▶ _Description of the task_: Write out every entry precisely as given, leaving the pictures out.

Data entries:
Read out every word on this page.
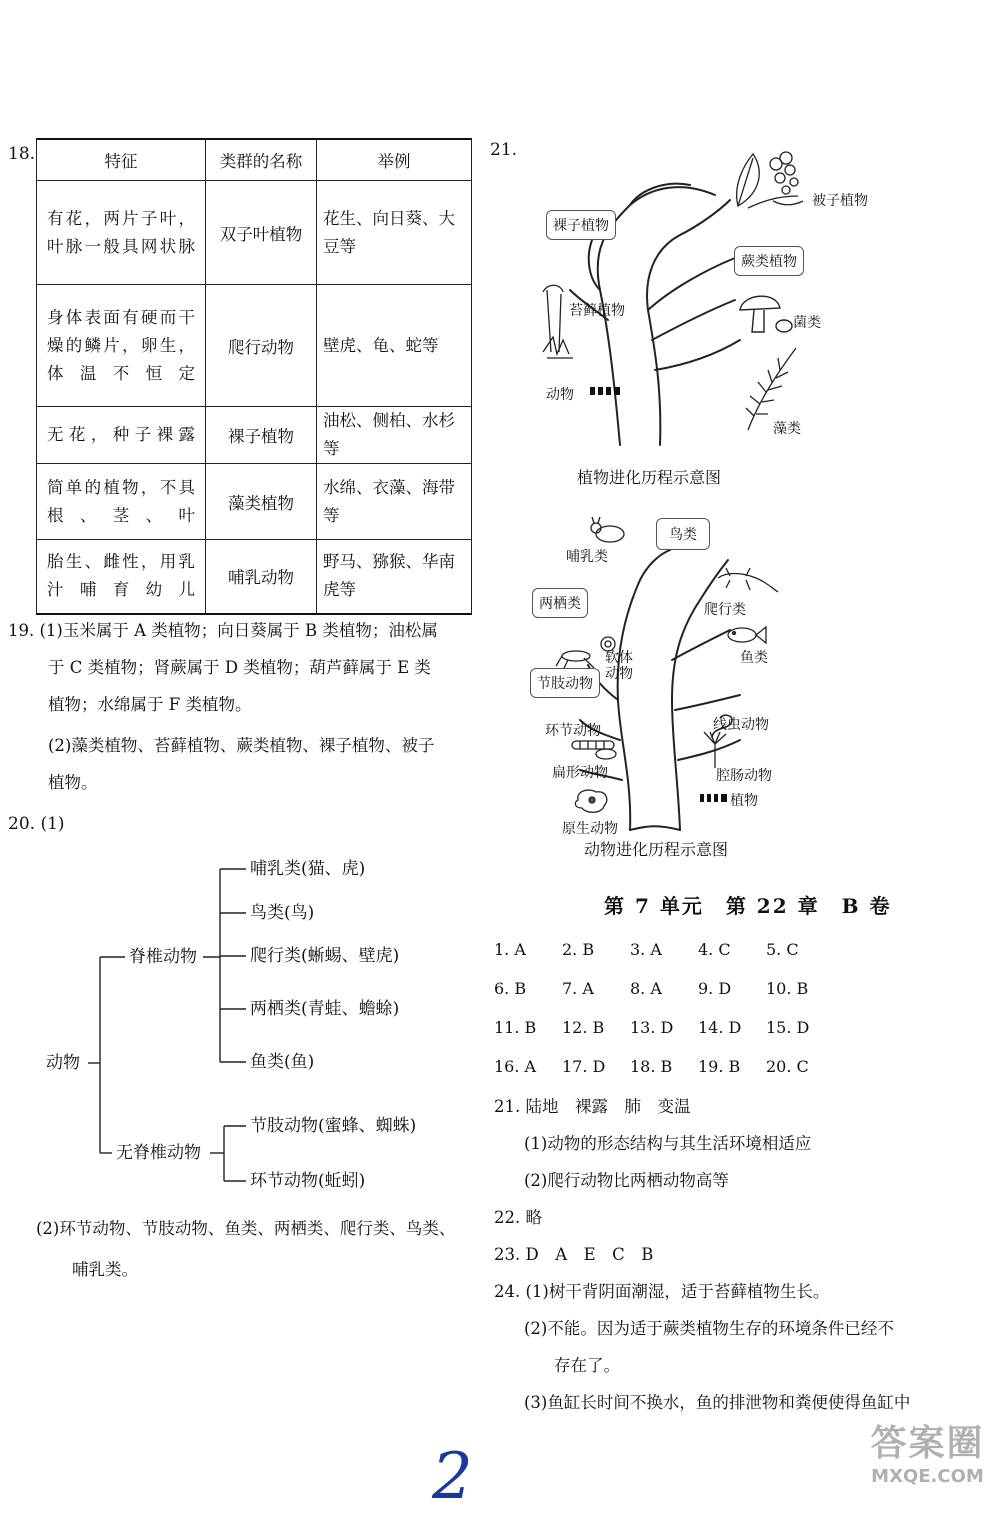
18.	特征	类群的名称	举例
有花，两片子叶，叶脉一般具网状脉	双子叶植物	花生、向日葵、大豆等
身体表面有硬而干燥的鳞片，卵生，体温不恒定	爬行动物	壁虎、龟、蛇等
无花，种子裸露	裸子植物	油松、侧柏、水杉等
简单的植物，不具根、茎、叶	藻类植物	水绵、衣藻、海带等
胎生、雌性，用乳汁哺育幼儿	哺乳动物	野马、猕猴、华南虎等
19. (1)玉米属于 A 类植物；向日葵属于 B 类植物；油松属
于 C 类植物；肾蕨属于 D 类植物；葫芦藓属于 E 类
植物；水绵属于 F 类植物。
(2)藻类植物、苔藓植物、蕨类植物、裸子植物、被子
植物。
20. (1)
动物
脊椎动物
无脊椎动物
哺乳类(猫、虎)
鸟类(鸟)
爬行类(蜥蜴、壁虎)
两栖类(青蛙、蟾蜍)
鱼类(鱼)
节肢动物(蜜蜂、蜘蛛)
环节动物(蚯蚓)
(2)环节动物、节肢动物、鱼类、两栖类、爬行类、鸟类、
哺乳类。
21.
裸子植物
被子植物
蕨类植物
苔藓植物
菌类
动物
藻类
植物进化历程示意图
鸟类
哺乳类
两栖类	爬行类
软体动物
鱼类
节肢动物
环节动物	线虫动物
扁形动物	腔肠动物
植物
原生动物
动物进化历程示意图
第 7 单元　第 22 章　B 卷
1. A	2. B	3. A	4. C	5. C
6. B	7. A	8. A	9. D	10. B
11. B	12. B	13. D	14. D	15. D
16. A	17. D	18. B	19. B	20. C
21. 陆地　裸露　肺　变温
(1)动物的形态结构与其生活环境相适应
(2)爬行动物比两栖动物高等
22. 略
23. D　A　E　C　B
24. (1)树干背阴面潮湿，适于苔藓植物生长。
(2)不能。因为适于蕨类植物生存的环境条件已经不
存在了。
(3)鱼缸长时间不换水，鱼的排泄物和粪便使得鱼缸中
2	答案圈
MXQE.COM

▶ _Answer to the problem_:
Read out every word on this page.
18.	特征	类群的名称	举例
有花，两片子叶，叶脉一般具网状脉	双子叶植物	花生、向日葵、大豆等
身体表面有硬而干燥的鳞片，卵生，体温不恒定	爬行动物	壁虎、龟、蛇等
无花，种子裸露	裸子植物	油松、侧柏、水杉等
简单的植物，不具根、茎、叶	藻类植物	水绵、衣藻、海带等
胎生、雌性，用乳汁哺育幼儿	哺乳动物	野马、猕猴、华南虎等
19. (1)玉米属于 A 类植物；向日葵属于 B 类植物；油松属
于 C 类植物；肾蕨属于 D 类植物；葫芦藓属于 E 类
植物；水绵属于 F 类植物。
(2)藻类植物、苔藓植物、蕨类植物、裸子植物、被子
植物。
20. (1)
动物
脊椎动物
无脊椎动物
哺乳类(猫、虎)
鸟类(鸟)
爬行类(蜥蜴、壁虎)
两栖类(青蛙、蟾蜍)
鱼类(鱼)
节肢动物(蜜蜂、蜘蛛)
环节动物(蚯蚓)
(2)环节动物、节肢动物、鱼类、两栖类、爬行类、鸟类、
哺乳类。
21.
裸子植物
被子植物
蕨类植物
苔藓植物
菌类
动物
藻类
植物进化历程示意图
鸟类
哺乳类
两栖类	爬行类
软体动物
鱼类
节肢动物
环节动物	线虫动物
扁形动物	腔肠动物
植物
原生动物
动物进化历程示意图
第 7 单元　第 22 章　B 卷
1. A	2. B	3. A	4. C	5. C
6. B	7. A	8. A	9. D	10. B
11. B	12. B	13. D	14. D	15. D
16. A	17. D	18. B	19. B	20. C
21. 陆地　裸露　肺　变温
(1)动物的形态结构与其生活环境相适应
(2)爬行动物比两栖动物高等
22. 略
23. D　A　E　C　B
24. (1)树干背阴面潮湿，适于苔藓植物生长。
(2)不能。因为适于蕨类植物生存的环境条件已经不
存在了。
(3)鱼缸长时间不换水，鱼的排泄物和粪便使得鱼缸中
2	答案圈
MXQE.COM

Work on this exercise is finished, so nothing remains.